__Written exercise 1__:
Reproduce the passage about frogs word for word, between "I like frogs" and "called a ‘knot’.", inclusive.
__Written exercise 2__:
Answer these questions from the passage about frogs:
(a) Where was the school trip on which the frogs were put into a teacher's bedroom?
(b) What term for a group of frogs did the writer learn only recently?
(c) What is a group of toads called?
-------- Document excerpt
I like frogs – nearly as much as I do cows and a few other animals, insects and bugs.
When I was younger, completely out of character, a friend and I collected a whole lot of little rain frogs and put them into a teacher’s bedroom whilst on a school trip to a game reserve. She wasn’t very happy as they weren’t her favourite creature but for some reason we were forgiven our little misdemenour. Perhaps it was on condition we caught and removed them all before she got back from dinner.
What I didn’t realise until recently, though, is that a group of frogs is called an ‘army’. In an obscure way that makes sense: we assume frogs are green which is fitting for the military camouflage colour… Other words for the group include ‘chorus’ and ‘colony’. However, a group of toads, which are not as adorable as frogs but have their own appeal, are called a ‘knot’.
----------------
-------- Data entries
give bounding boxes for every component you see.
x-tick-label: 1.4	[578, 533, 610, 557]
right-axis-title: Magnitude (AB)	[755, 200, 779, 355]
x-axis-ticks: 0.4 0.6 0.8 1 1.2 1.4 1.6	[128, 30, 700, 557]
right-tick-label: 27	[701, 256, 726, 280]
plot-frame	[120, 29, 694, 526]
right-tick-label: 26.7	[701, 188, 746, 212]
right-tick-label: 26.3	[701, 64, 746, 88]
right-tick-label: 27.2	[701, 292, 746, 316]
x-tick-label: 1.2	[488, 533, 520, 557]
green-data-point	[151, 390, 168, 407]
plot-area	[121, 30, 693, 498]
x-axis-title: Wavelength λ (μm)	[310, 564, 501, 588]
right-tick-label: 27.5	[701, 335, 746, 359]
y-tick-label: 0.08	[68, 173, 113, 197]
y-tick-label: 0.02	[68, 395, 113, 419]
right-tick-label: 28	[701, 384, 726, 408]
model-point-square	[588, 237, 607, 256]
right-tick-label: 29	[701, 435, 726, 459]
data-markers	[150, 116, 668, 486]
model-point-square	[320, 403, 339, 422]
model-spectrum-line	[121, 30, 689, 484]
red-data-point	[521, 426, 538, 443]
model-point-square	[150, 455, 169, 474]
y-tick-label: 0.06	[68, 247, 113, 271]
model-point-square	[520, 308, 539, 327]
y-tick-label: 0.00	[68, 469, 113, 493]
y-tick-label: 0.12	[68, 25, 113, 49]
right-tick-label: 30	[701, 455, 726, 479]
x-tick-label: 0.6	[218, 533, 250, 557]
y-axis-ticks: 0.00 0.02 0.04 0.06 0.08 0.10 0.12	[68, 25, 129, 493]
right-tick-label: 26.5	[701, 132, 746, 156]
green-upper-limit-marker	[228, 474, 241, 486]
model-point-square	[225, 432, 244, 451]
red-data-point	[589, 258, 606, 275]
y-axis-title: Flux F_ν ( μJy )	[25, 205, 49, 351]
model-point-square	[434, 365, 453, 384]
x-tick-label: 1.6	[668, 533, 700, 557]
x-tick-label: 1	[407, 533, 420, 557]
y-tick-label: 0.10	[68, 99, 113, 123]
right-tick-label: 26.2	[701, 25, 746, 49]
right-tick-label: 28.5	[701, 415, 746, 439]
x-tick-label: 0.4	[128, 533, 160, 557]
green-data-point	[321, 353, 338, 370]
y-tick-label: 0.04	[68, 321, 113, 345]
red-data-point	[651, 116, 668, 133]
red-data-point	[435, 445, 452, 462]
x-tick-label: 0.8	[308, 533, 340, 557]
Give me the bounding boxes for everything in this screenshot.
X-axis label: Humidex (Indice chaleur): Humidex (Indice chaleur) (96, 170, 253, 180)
----------------
__Correct output 1__:
I like frogs – nearly as much as I do cows and a few other animals, insects and bugs.
When I was younger, completely out of character, a friend and I collected a whole lot of little rain frogs and put them into a teacher’s bedroom whilst on a school trip to a game reserve. She wasn’t very happy as they weren’t her favourite creature but for some reason we were forgiven our little misdemenour. Perhaps it was on condition we caught and removed them all before she got back from dinner.
What I didn’t realise until recently, though, is that a group of frogs is called an ‘army’. In an obscure way that makes sense: we assume frogs are green which is fitting for the military camouflage colour… Other words for the group include ‘chorus’ and ‘colony’. However, a group of toads, which are not as adorable as frogs but have their own appeal, are called a ‘knot’.

__Correct output 2__:
(a) A game reserve.
(b) An "army."
(c) A "knot."